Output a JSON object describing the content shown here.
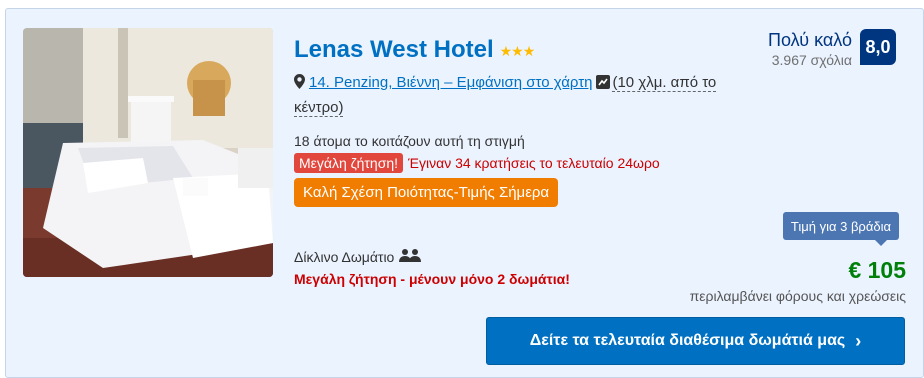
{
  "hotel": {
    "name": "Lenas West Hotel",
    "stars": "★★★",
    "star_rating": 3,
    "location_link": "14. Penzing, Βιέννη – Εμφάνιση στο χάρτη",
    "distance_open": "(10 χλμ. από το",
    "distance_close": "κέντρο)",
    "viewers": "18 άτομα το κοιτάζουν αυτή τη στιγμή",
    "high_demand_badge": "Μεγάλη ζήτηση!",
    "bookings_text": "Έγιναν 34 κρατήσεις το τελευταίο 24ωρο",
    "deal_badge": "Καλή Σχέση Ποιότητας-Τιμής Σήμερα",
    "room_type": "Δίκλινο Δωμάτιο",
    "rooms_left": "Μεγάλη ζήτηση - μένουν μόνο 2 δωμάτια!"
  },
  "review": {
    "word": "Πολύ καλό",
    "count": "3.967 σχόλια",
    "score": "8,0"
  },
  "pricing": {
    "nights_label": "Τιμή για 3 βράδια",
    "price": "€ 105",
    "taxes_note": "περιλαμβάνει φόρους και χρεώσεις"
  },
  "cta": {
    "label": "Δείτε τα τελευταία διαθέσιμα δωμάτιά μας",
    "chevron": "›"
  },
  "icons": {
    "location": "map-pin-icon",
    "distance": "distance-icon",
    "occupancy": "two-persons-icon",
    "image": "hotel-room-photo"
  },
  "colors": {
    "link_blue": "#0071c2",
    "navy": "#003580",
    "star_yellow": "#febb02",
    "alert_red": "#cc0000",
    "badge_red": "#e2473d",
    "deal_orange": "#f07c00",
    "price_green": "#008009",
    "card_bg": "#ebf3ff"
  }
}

---

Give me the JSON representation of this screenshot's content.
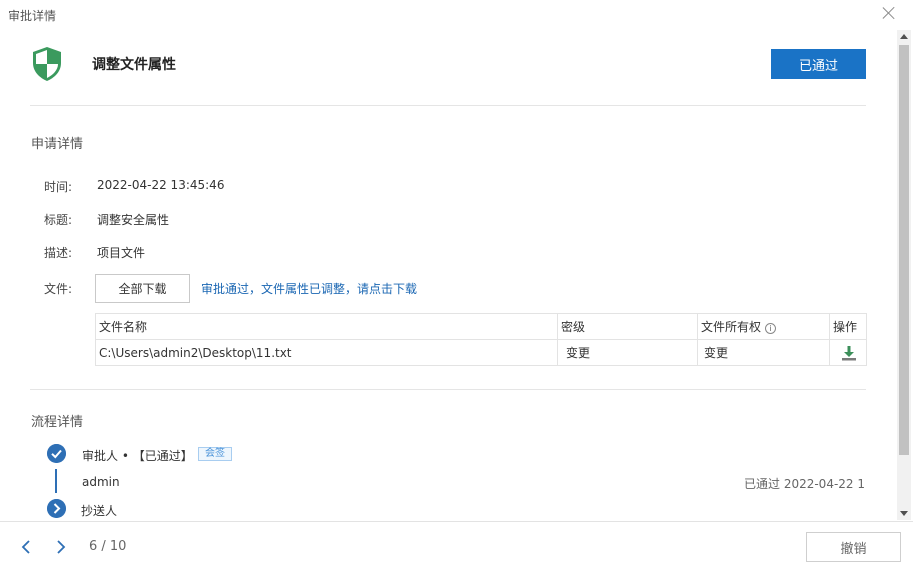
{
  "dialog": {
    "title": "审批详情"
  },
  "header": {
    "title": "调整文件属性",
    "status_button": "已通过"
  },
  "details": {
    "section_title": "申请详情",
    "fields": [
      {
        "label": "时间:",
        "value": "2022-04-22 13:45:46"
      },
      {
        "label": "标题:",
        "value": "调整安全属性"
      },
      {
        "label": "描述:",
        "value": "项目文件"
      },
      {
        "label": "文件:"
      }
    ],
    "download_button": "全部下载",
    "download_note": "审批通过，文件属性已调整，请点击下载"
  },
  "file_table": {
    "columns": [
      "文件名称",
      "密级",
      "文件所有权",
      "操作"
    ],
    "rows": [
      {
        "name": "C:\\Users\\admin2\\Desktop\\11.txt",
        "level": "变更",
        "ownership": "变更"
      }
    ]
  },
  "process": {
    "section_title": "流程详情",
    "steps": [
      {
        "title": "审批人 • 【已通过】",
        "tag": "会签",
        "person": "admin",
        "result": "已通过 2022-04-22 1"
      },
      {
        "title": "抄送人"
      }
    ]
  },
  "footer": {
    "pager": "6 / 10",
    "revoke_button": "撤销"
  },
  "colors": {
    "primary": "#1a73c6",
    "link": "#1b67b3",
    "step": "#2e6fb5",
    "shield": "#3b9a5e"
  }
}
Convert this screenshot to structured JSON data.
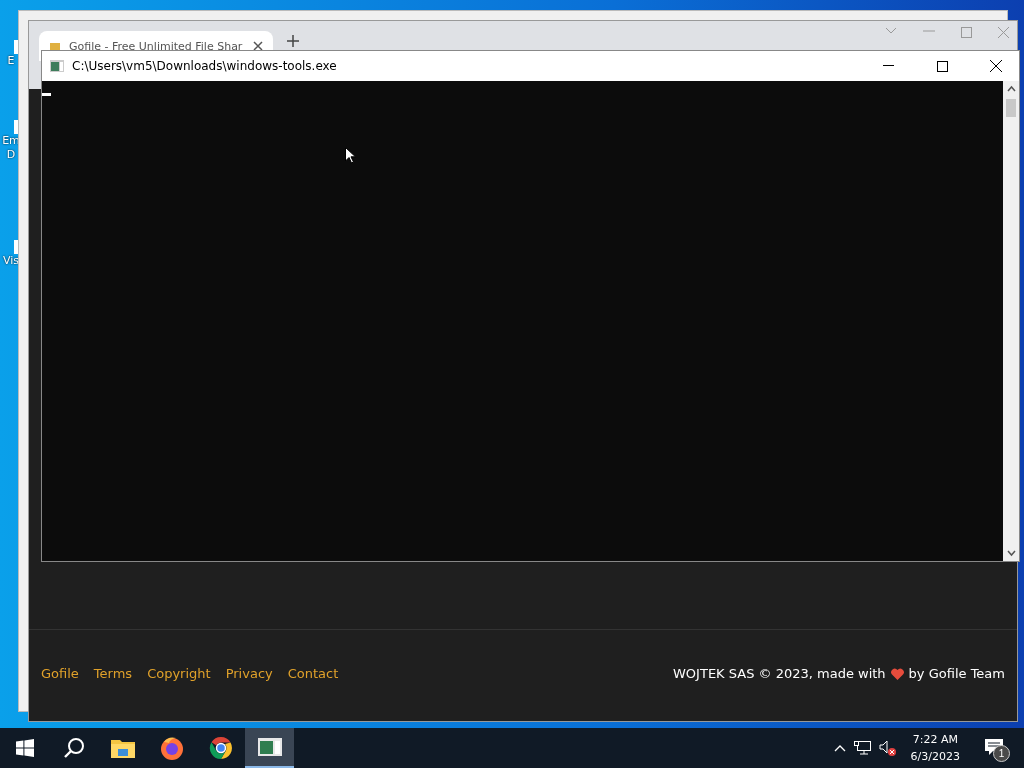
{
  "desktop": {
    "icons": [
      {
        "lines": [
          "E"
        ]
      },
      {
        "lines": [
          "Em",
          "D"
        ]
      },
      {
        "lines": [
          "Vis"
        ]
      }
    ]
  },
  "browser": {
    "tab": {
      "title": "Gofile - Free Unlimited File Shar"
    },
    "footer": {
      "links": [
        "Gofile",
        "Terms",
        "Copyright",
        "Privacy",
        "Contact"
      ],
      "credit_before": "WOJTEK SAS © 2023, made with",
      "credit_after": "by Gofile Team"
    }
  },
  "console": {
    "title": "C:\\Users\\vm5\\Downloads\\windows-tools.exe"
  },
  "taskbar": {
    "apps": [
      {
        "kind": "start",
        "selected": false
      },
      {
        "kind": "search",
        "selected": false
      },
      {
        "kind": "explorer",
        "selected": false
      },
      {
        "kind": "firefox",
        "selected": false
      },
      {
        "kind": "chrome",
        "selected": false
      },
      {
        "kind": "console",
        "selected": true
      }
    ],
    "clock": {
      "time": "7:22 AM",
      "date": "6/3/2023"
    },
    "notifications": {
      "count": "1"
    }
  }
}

--

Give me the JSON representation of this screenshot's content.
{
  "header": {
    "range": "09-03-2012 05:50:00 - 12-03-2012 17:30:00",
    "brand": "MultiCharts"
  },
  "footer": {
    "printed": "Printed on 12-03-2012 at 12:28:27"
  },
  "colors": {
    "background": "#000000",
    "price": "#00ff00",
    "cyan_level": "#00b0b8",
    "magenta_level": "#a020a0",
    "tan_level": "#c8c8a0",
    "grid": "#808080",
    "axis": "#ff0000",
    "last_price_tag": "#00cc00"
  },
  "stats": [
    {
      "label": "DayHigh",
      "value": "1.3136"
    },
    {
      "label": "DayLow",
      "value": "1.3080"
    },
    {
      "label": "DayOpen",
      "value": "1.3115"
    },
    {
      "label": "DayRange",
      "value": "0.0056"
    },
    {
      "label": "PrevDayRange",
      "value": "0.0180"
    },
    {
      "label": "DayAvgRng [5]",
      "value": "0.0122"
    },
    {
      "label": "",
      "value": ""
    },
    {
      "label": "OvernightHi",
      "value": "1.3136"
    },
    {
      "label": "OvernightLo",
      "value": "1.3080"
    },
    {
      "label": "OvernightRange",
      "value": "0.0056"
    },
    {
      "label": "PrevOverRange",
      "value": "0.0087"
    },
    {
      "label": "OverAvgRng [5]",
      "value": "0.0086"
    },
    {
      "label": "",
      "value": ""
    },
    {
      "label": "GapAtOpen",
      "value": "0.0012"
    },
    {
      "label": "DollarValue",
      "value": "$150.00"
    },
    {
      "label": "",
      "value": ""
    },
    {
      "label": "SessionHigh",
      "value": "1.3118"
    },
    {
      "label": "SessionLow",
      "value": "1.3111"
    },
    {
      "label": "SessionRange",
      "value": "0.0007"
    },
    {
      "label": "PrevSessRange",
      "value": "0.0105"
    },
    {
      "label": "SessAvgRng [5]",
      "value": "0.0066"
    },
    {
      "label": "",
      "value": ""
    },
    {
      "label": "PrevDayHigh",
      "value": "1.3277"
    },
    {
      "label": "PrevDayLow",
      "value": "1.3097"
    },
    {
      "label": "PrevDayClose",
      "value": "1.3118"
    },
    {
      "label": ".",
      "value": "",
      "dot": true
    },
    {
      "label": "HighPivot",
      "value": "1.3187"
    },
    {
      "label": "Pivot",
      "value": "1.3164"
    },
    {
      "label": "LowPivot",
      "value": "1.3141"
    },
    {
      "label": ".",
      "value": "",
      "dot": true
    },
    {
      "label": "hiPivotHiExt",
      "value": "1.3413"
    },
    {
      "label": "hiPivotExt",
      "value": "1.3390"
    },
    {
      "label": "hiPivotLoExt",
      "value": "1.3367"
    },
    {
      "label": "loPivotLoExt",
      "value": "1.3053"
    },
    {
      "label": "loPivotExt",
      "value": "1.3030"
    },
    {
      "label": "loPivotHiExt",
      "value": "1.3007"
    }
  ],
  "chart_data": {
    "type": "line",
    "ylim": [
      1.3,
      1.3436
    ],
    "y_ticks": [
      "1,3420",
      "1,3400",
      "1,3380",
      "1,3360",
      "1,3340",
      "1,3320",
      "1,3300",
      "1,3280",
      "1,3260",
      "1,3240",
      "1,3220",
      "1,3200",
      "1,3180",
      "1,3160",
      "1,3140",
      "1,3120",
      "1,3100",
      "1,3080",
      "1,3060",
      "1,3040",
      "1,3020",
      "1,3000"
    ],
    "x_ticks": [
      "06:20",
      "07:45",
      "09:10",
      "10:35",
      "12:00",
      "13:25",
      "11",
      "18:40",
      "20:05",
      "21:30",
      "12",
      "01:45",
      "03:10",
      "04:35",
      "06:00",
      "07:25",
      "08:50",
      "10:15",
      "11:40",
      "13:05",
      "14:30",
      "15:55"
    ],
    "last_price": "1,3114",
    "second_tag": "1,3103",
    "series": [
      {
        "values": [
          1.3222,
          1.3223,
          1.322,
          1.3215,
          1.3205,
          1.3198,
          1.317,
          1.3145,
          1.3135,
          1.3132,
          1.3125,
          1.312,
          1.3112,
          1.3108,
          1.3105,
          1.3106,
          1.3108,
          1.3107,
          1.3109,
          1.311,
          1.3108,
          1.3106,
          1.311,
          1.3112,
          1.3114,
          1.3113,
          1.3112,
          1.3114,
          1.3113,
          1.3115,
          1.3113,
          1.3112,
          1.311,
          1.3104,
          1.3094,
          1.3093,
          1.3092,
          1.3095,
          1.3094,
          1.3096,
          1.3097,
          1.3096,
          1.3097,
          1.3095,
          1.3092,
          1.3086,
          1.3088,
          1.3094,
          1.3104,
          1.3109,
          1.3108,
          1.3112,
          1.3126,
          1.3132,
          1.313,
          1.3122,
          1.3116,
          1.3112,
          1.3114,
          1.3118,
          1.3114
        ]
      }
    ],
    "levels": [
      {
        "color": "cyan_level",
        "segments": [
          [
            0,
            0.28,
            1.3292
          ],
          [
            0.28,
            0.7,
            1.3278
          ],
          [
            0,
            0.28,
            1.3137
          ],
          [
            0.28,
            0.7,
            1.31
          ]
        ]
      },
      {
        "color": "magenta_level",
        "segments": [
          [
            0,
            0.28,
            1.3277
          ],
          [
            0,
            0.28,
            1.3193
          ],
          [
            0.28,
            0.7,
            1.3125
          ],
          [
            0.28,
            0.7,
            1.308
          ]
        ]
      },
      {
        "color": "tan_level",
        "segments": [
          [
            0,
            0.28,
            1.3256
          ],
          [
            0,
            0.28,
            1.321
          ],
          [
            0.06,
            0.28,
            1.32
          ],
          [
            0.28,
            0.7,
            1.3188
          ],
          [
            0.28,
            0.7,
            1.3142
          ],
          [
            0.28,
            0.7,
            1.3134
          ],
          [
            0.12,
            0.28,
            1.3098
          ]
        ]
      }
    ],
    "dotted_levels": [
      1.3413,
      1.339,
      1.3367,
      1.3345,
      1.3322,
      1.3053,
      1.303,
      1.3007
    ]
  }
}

* _TASK TO CARRY OUT_: Check every line of the entries above for the word "ζήτηση" and report how many lines contain it, giving the number only.

* _CORRECT RESPONSE_: 2